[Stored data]
···

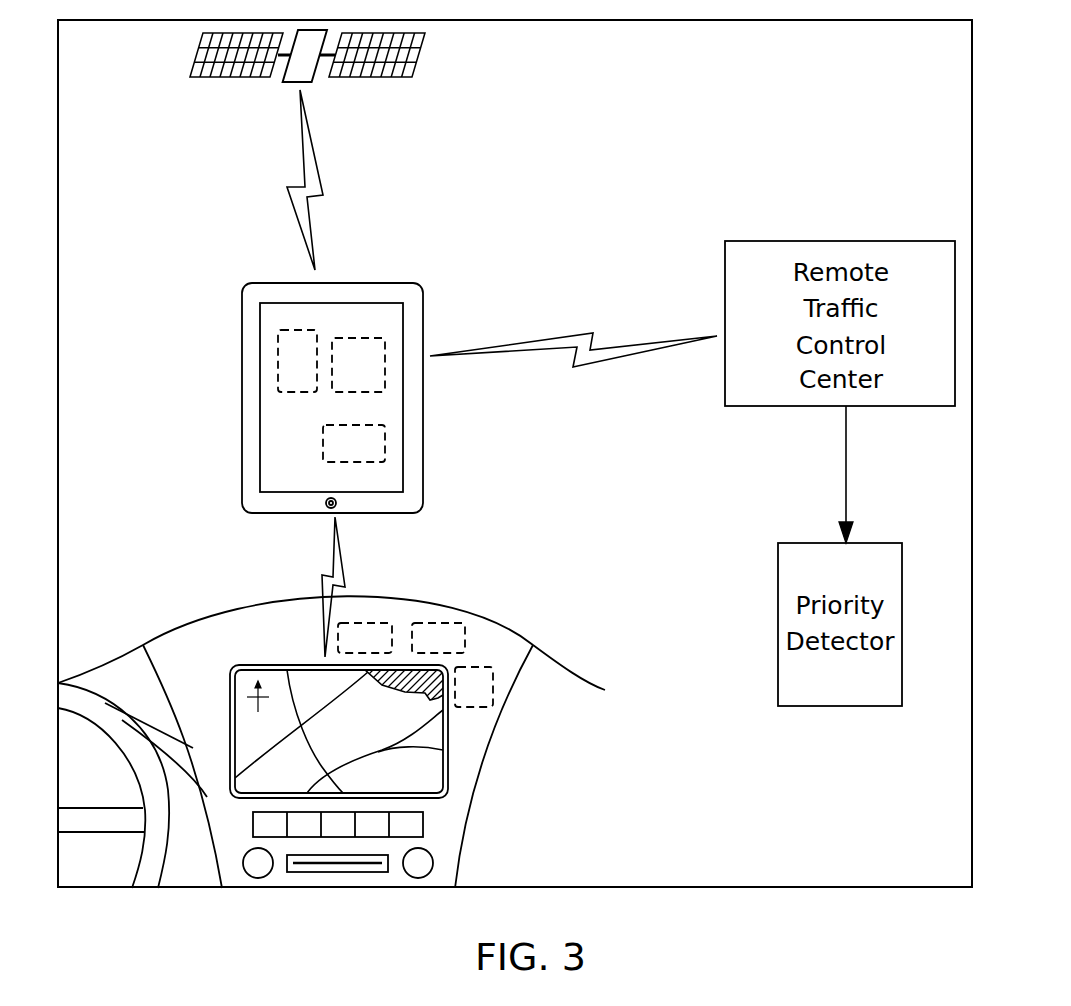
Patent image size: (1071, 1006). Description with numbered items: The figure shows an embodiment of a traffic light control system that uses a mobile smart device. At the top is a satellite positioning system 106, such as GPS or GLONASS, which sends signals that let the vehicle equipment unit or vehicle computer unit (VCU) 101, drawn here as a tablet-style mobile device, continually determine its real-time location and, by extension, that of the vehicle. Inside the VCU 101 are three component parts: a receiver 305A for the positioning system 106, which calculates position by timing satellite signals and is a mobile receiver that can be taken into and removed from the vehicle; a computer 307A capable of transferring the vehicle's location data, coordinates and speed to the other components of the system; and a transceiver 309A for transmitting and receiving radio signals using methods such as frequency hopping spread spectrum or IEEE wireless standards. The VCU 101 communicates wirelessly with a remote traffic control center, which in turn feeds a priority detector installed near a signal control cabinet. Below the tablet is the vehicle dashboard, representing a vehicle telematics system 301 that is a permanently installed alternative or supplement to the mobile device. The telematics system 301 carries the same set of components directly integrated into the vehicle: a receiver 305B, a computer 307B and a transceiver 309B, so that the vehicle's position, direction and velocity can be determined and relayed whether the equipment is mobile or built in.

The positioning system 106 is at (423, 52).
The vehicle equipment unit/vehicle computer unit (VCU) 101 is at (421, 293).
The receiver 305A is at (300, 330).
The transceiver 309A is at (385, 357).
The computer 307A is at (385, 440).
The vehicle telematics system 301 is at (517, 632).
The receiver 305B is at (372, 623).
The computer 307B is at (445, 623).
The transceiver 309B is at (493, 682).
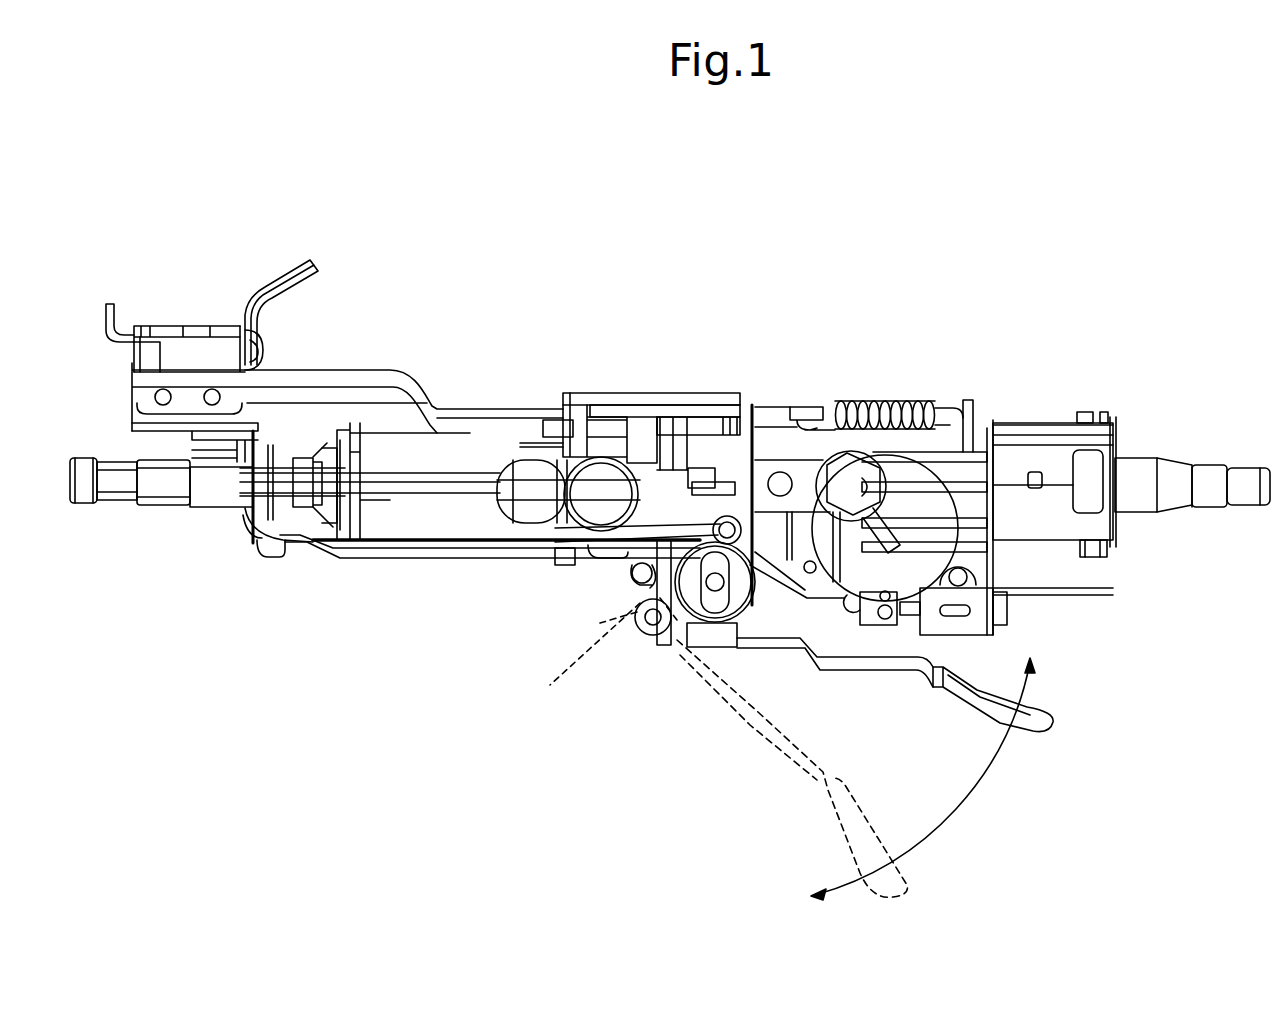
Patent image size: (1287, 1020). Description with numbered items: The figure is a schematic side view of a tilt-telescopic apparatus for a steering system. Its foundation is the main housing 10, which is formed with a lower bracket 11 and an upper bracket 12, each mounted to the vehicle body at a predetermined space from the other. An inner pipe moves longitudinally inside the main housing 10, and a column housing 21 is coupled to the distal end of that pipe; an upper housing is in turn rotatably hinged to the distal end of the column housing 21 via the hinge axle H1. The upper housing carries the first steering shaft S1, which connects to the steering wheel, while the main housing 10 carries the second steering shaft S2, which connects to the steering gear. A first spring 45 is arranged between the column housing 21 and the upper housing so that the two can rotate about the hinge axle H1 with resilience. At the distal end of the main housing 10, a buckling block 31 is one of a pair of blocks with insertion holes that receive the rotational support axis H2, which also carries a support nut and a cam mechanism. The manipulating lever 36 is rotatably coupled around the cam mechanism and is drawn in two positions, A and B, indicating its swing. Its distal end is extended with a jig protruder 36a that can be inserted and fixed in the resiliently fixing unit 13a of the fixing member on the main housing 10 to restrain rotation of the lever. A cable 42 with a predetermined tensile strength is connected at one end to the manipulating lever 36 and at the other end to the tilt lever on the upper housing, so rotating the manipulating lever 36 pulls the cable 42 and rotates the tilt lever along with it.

···

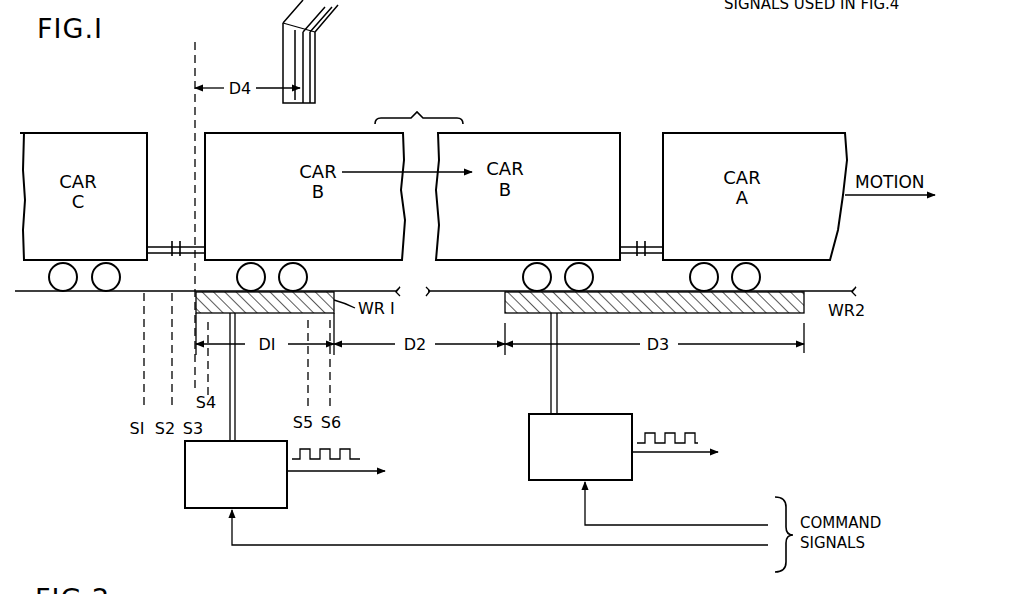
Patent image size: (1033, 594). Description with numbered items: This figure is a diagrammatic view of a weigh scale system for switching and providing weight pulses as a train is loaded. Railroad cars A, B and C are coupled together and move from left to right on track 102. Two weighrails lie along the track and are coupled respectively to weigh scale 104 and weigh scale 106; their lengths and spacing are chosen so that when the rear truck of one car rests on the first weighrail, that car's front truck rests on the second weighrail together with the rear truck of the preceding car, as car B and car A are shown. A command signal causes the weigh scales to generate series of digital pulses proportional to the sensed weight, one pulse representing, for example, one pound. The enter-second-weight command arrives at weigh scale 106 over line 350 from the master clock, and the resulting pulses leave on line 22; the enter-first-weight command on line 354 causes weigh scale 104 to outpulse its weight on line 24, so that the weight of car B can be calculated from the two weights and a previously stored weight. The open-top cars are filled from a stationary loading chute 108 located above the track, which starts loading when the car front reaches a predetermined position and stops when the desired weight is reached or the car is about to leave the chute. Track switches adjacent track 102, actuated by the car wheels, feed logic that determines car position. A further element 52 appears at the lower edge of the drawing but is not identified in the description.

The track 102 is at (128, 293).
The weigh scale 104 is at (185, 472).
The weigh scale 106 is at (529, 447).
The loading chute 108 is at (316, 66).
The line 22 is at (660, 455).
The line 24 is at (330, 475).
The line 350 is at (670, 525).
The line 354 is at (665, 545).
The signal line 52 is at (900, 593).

···

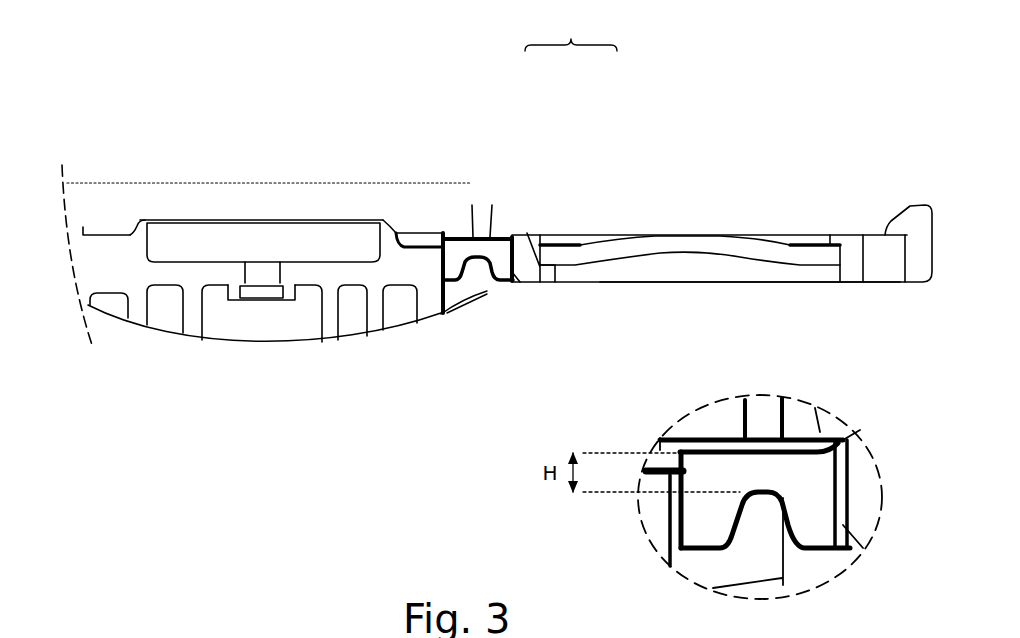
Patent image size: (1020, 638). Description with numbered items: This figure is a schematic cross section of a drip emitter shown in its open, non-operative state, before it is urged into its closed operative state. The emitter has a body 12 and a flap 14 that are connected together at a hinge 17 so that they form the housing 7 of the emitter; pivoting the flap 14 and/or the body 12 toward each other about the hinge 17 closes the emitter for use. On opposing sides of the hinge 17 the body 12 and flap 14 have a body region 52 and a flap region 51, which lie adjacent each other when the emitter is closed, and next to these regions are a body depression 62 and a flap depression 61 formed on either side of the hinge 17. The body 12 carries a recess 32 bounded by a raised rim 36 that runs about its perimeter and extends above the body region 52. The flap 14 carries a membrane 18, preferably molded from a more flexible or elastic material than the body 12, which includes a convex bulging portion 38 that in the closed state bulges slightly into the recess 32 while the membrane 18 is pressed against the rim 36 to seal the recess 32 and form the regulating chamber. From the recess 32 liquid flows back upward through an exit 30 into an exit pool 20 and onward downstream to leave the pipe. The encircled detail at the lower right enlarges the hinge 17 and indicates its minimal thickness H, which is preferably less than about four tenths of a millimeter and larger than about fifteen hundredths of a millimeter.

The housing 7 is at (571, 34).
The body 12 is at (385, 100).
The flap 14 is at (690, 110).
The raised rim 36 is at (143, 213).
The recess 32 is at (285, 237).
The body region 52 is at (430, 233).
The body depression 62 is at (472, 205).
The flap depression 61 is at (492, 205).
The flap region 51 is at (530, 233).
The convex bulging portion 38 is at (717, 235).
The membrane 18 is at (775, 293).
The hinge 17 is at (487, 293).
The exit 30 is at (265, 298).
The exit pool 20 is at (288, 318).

···

• [PROBLEM STATEMENT]: Copy out, word for word, the lines from the line with "Patent image size: (1071, 1006)." through the line with "The computer 307A is at (385, 440).", including both of those lines and nothing else from the records.

• [EXERCISE ANSWER]:
Patent image size: (1071, 1006). Description with numbered items: The figure shows an embodiment of a traffic light control system that uses a mobile smart device. At the top is a satellite positioning system 106, such as GPS or GLONASS, which sends signals that let the vehicle equipment unit or vehicle computer unit (VCU) 101, drawn here as a tablet-style mobile device, continually determine its real-time location and, by extension, that of the vehicle. Inside the VCU 101 are three component parts: a receiver 305A for the positioning system 106, which calculates position by timing satellite signals and is a mobile receiver that can be taken into and removed from the vehicle; a computer 307A capable of transferring the vehicle's location data, coordinates and speed to the other components of the system; and a transceiver 309A for transmitting and receiving radio signals using methods such as frequency hopping spread spectrum or IEEE wireless standards. The VCU 101 communicates wirelessly with a remote traffic control center, which in turn feeds a priority detector installed near a signal control cabinet. Below the tablet is the vehicle dashboard, representing a vehicle telematics system 301 that is a permanently installed alternative or supplement to the mobile device. The telematics system 301 carries the same set of components directly integrated into the vehicle: a receiver 305B, a computer 307B and a transceiver 309B, so that the vehicle's position, direction and velocity can be determined and relayed whether the equipment is mobile or built in.

The positioning system 106 is at (423, 52).
The vehicle equipment unit/vehicle computer unit (VCU) 101 is at (421, 293).
The receiver 305A is at (300, 330).
The transceiver 309A is at (385, 357).
The computer 307A is at (385, 440).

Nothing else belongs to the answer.